#### Extracted data ####

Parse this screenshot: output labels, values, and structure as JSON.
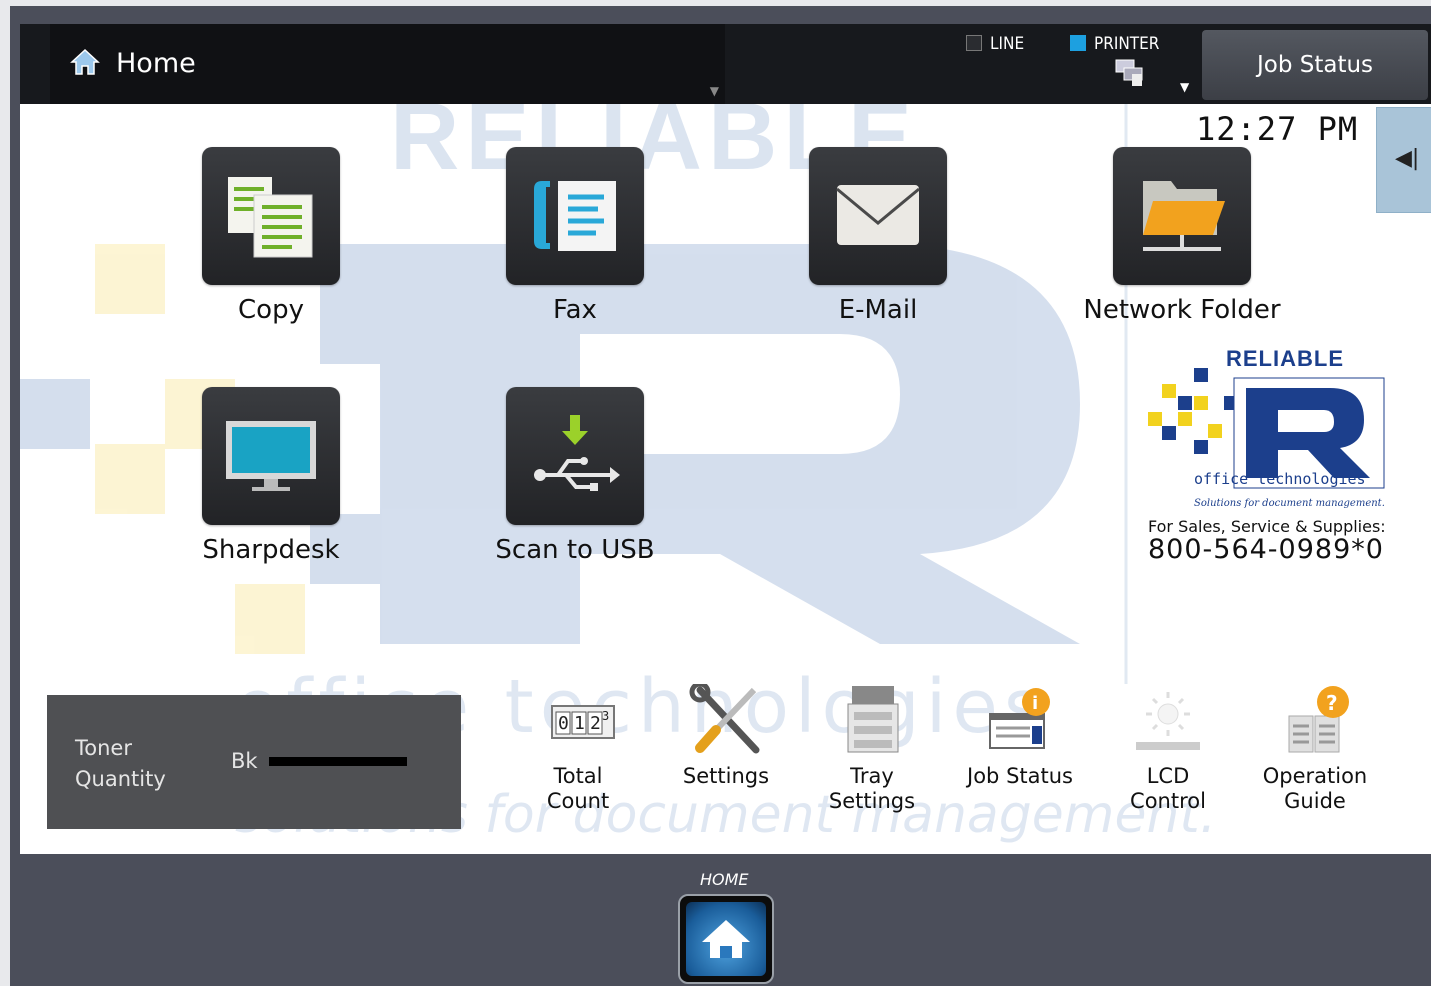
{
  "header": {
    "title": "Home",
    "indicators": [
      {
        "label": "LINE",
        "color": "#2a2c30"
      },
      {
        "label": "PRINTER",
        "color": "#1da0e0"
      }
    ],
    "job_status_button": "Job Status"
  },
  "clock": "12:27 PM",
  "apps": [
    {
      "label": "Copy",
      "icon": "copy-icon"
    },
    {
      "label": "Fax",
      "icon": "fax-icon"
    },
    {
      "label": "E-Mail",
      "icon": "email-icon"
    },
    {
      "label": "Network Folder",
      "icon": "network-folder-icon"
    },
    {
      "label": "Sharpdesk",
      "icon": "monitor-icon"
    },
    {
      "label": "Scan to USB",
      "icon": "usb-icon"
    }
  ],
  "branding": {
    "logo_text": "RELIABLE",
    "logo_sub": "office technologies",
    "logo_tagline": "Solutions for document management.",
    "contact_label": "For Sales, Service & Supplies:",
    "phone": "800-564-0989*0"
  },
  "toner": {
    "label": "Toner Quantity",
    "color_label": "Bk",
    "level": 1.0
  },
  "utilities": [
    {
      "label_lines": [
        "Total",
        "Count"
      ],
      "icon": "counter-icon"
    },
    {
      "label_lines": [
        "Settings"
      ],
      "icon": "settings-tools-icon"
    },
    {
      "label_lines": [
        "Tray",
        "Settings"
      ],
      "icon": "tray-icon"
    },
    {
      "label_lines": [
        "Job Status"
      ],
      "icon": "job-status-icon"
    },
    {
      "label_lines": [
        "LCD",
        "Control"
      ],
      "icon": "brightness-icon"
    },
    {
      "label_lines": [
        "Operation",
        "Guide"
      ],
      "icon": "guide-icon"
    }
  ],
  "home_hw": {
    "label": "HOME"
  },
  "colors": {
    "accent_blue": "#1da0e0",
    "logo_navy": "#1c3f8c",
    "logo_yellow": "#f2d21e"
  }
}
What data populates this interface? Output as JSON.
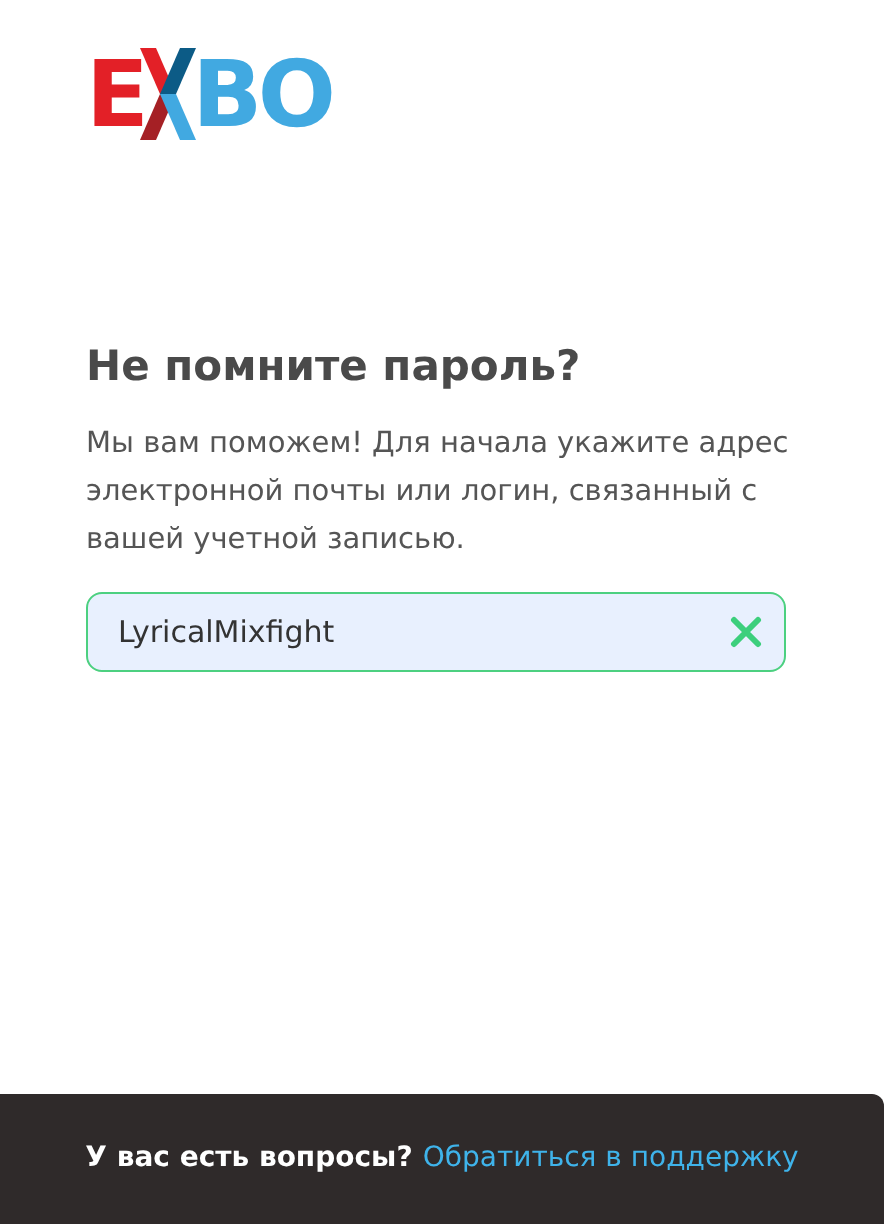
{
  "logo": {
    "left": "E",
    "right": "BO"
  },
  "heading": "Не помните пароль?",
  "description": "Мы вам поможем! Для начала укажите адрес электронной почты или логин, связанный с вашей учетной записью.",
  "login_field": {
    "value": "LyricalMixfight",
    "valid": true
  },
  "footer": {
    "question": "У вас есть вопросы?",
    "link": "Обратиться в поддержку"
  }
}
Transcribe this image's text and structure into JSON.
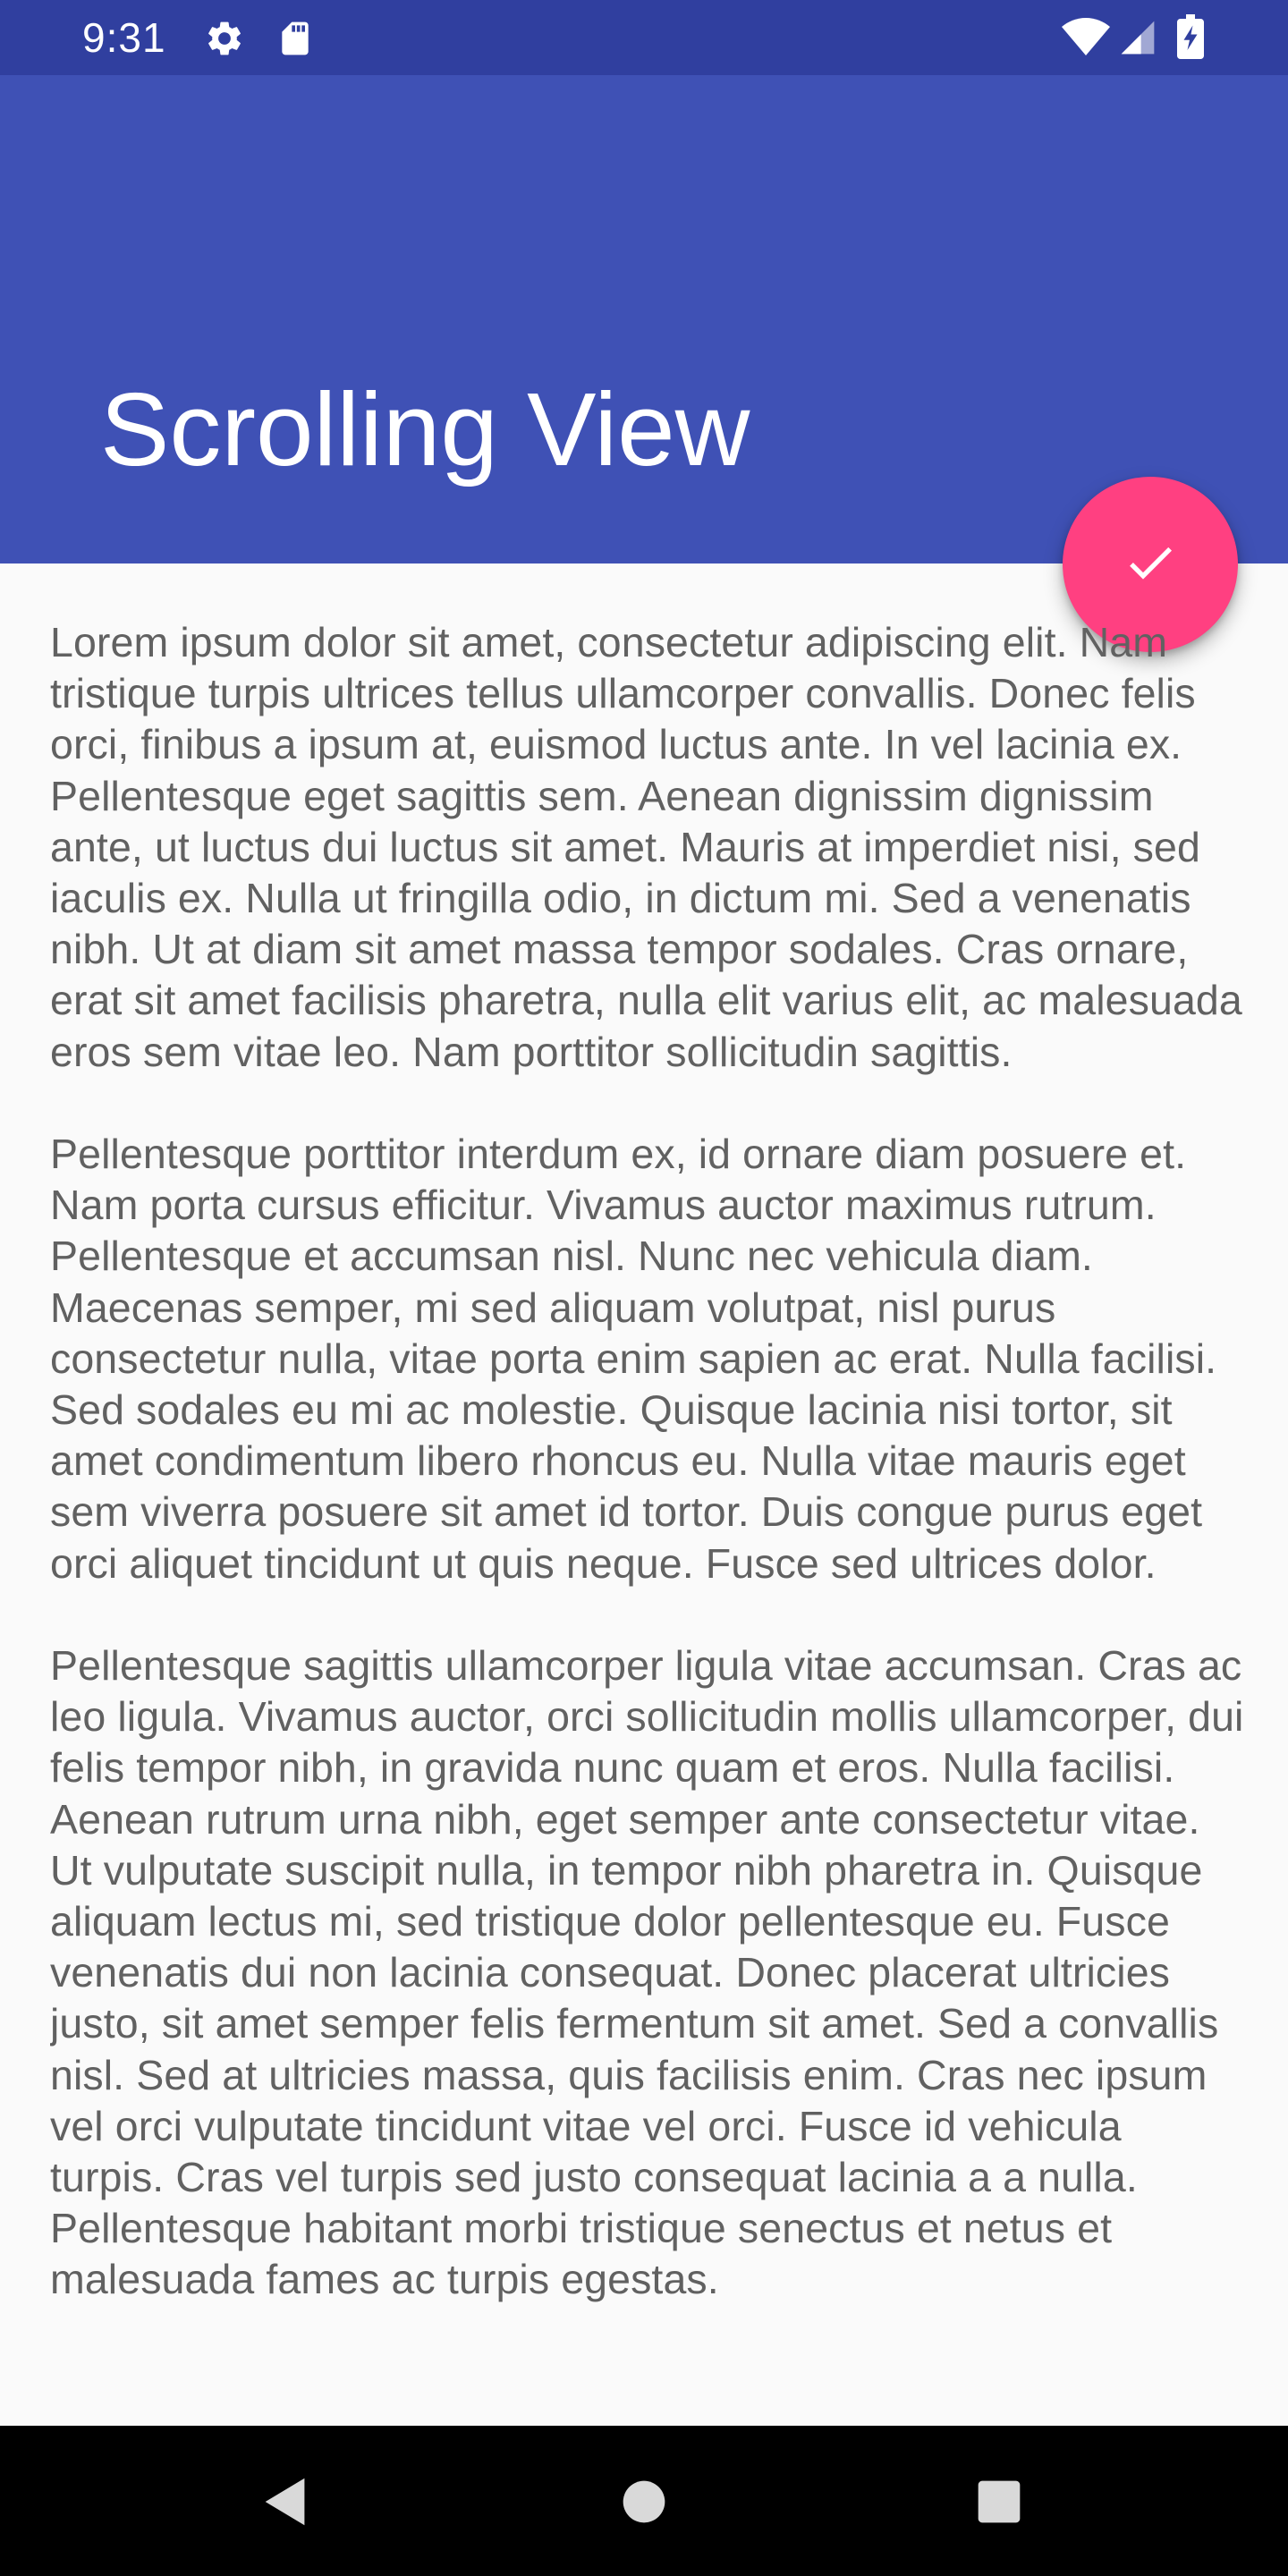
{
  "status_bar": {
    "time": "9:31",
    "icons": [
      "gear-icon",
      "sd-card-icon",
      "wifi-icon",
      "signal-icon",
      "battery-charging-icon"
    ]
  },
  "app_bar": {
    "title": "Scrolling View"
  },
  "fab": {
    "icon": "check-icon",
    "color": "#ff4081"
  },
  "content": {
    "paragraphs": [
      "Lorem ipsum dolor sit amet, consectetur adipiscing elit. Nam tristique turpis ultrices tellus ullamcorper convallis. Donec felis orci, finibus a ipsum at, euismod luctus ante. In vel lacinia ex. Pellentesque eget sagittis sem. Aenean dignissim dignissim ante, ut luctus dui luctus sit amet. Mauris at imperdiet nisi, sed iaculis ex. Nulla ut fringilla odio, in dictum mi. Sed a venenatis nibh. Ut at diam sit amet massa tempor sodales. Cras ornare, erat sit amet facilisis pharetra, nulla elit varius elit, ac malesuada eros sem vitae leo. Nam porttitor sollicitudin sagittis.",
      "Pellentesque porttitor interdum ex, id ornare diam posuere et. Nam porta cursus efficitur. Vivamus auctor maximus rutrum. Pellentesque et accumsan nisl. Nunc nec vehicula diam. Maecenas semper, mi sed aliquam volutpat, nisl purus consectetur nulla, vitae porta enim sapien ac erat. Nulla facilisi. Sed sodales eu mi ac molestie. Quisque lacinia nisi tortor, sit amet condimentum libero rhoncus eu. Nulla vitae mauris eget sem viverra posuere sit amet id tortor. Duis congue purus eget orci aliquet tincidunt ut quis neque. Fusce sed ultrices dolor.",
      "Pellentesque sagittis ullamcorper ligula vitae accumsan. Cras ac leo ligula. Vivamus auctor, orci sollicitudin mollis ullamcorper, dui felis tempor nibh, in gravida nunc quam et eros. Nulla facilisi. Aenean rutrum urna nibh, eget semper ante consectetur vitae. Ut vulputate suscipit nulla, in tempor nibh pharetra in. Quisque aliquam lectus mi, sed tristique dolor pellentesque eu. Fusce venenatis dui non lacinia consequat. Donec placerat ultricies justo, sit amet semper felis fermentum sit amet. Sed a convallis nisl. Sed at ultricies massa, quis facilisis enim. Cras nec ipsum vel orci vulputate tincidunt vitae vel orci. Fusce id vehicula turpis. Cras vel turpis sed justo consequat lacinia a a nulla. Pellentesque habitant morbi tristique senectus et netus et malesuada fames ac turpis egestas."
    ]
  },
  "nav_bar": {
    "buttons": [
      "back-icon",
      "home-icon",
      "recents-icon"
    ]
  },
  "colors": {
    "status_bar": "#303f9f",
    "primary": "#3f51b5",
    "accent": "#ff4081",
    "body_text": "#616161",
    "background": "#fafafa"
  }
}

####

[Directions for this task] Scan the material for lines with the word "porttitor", and copy each line you find.

[Solution to this task]
      "Lorem ipsum dolor sit amet, consectetur adipiscing elit. Nam tristique turpis ultrices tellus ullamcorper convallis. Donec felis orci, finibus a ipsum at, euismod luctus ante. In vel lacinia ex. Pellentesque eget sagittis sem. Aenean dignissim dignissim ante, ut luctus dui luctus sit amet. Mauris at imperdiet nisi, sed iaculis ex. Nulla ut fringilla odio, in dictum mi. Sed a venenatis nibh. Ut at diam sit amet massa tempor sodales. Cras ornare, erat sit amet facilisis pharetra, nulla elit varius elit, ac malesuada eros sem vitae leo. Nam porttitor sollicitudin sagittis.",
      "Pellentesque porttitor interdum ex, id ornare diam posuere et. Nam porta cursus efficitur. Vivamus auctor maximus rutrum. Pellentesque et accumsan nisl. Nunc nec vehicula diam. Maecenas semper, mi sed aliquam volutpat, nisl purus consectetur nulla, vitae porta enim sapien ac erat. Nulla facilisi. Sed sodales eu mi ac molestie. Quisque lacinia nisi tortor, sit amet condimentum libero rhoncus eu. Nulla vitae mauris eget sem viverra posuere sit amet id tortor. Duis congue purus eget orci aliquet tincidunt ut quis neque. Fusce sed ultrices dolor.",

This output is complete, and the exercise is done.